▶ Records for processing
--- BEGIN ---
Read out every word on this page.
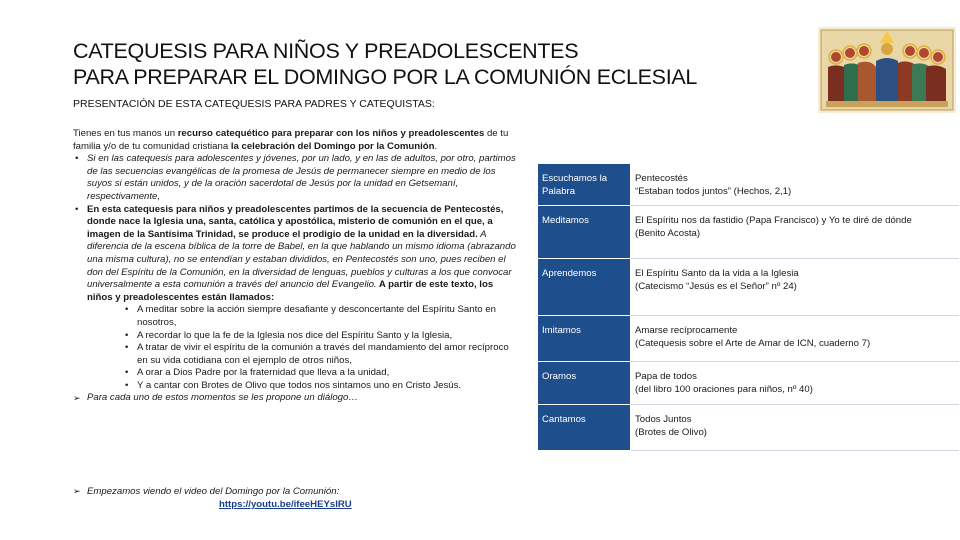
CATEQUESIS PARA NIÑOS Y PREADOLESCENTES
PARA PREPARAR EL DOMINGO POR LA COMUNIÓN ECLESIAL
PRESENTACIÓN DE ESTA CATEQUESIS PARA PADRES Y CATEQUISTAS:

Tienes en tus manos un recurso catequético para preparar con los niños y preadolescentes de tu familia y/o de tu comunidad cristiana la celebración del Domingo por la Comunión.

• Si en las catequesis para adolescentes y jóvenes, por un lado, y en las de adultos, por otro, partimos de las secuencias evangélicas de la promesa de Jesús de permanecer siempre en medio de los suyos si están unidos, y de la oración sacerdotal de Jesús por la unidad en Getsemaní, respectivamente,
• En esta catequesis para niños y preadolescentes partimos de la secuencia de Pentecostés, donde nace la Iglesia una, santa, católica y apostólica, misterio de comunión en el que, a imagen de la Santísima Trinidad, se produce el prodigio de la unidad en la diversidad. A diferencia de la escena bíblica de la torre de Babel, en la que hablando un mismo idioma (abrazando una misma cultura), no se entendían y estaban divididos, en Pentecostés son uno, pues reciben el don del Espíritu de la Comunión, en la diversidad de lenguas, pueblos y culturas a los que convocar universalmente a esta comunión a través del anuncio del Evangelio. A partir de este texto, los niños y preadolescentes están llamados:
• A meditar sobre la acción siempre desafiante y desconcertante del Espíritu Santo en nosotros,
• A recordar lo que la fe de la Iglesia nos dice del Espíritu Santo y la Iglesia,
• A tratar de vivir el espíritu de la comunión a través del mandamiento del amor recíproco en su vida cotidiana con el ejemplo de otros niños,
• A orar a Dios Padre por la fraternidad que lleva a la unidad,
• Y a cantar con Brotes de Olivo que todos nos sintamos uno en Cristo Jesús.
➢ Para cada uno de estos momentos se les propone un diálogo…
➢ Empezamos viendo el video del Domingo por la Comunión:
https://youtu.be/ifeeHEYsIRU
Escuchamos la Palabra	Pentecostés
“Estaban todos juntos” (Hechos, 2,1)

Meditamos	El Espíritu nos da fastidio (Papa Francisco) y Yo te diré de dónde
(Benito Acosta)

Aprendemos	El Espíritu Santo da la vida a la Iglesia
(Catecismo “Jesús es el Señor” nº 24)

Imitamos	Amarse recíprocamente
(Catequesis sobre el Arte de Amar de ICN, cuaderno 7)

Oramos	Papa de todos
(del libro 100 oraciones para niños, nº 40)

Cantamos	Todos Juntos
(Brotes de Olivo)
--- END ---
▶ Written exercise
A faithful copy of the records above is needed, with the pictures left out.

▶ Answer for this exercise
Read out every word on this page.
CATEQUESIS PARA NIÑOS Y PREADOLESCENTES
PARA PREPARAR EL DOMINGO POR LA COMUNIÓN ECLESIAL
PRESENTACIÓN DE ESTA CATEQUESIS PARA PADRES Y CATEQUISTAS:

Tienes en tus manos un recurso catequético para preparar con los niños y preadolescentes de tu familia y/o de tu comunidad cristiana la celebración del Domingo por la Comunión.

• Si en las catequesis para adolescentes y jóvenes, por un lado, y en las de adultos, por otro, partimos de las secuencias evangélicas de la promesa de Jesús de permanecer siempre en medio de los suyos si están unidos, y de la oración sacerdotal de Jesús por la unidad en Getsemaní, respectivamente,
• En esta catequesis para niños y preadolescentes partimos de la secuencia de Pentecostés, donde nace la Iglesia una, santa, católica y apostólica, misterio de comunión en el que, a imagen de la Santísima Trinidad, se produce el prodigio de la unidad en la diversidad. A diferencia de la escena bíblica de la torre de Babel, en la que hablando un mismo idioma (abrazando una misma cultura), no se entendían y estaban divididos, en Pentecostés son uno, pues reciben el don del Espíritu de la Comunión, en la diversidad de lenguas, pueblos y culturas a los que convocar universalmente a esta comunión a través del anuncio del Evangelio. A partir de este texto, los niños y preadolescentes están llamados:
• A meditar sobre la acción siempre desafiante y desconcertante del Espíritu Santo en nosotros,
• A recordar lo que la fe de la Iglesia nos dice del Espíritu Santo y la Iglesia,
• A tratar de vivir el espíritu de la comunión a través del mandamiento del amor recíproco en su vida cotidiana con el ejemplo de otros niños,
• A orar a Dios Padre por la fraternidad que lleva a la unidad,
• Y a cantar con Brotes de Olivo que todos nos sintamos uno en Cristo Jesús.
➢ Para cada uno de estos momentos se les propone un diálogo…
➢ Empezamos viendo el video del Domingo por la Comunión:
https://youtu.be/ifeeHEYsIRU
Escuchamos la Palabra	Pentecostés
“Estaban todos juntos” (Hechos, 2,1)

Meditamos	El Espíritu nos da fastidio (Papa Francisco) y Yo te diré de dónde
(Benito Acosta)

Aprendemos	El Espíritu Santo da la vida a la Iglesia
(Catecismo “Jesús es el Señor” nº 24)

Imitamos	Amarse recíprocamente
(Catequesis sobre el Arte de Amar de ICN, cuaderno 7)

Oramos	Papa de todos
(del libro 100 oraciones para niños, nº 40)

Cantamos	Todos Juntos
(Brotes de Olivo)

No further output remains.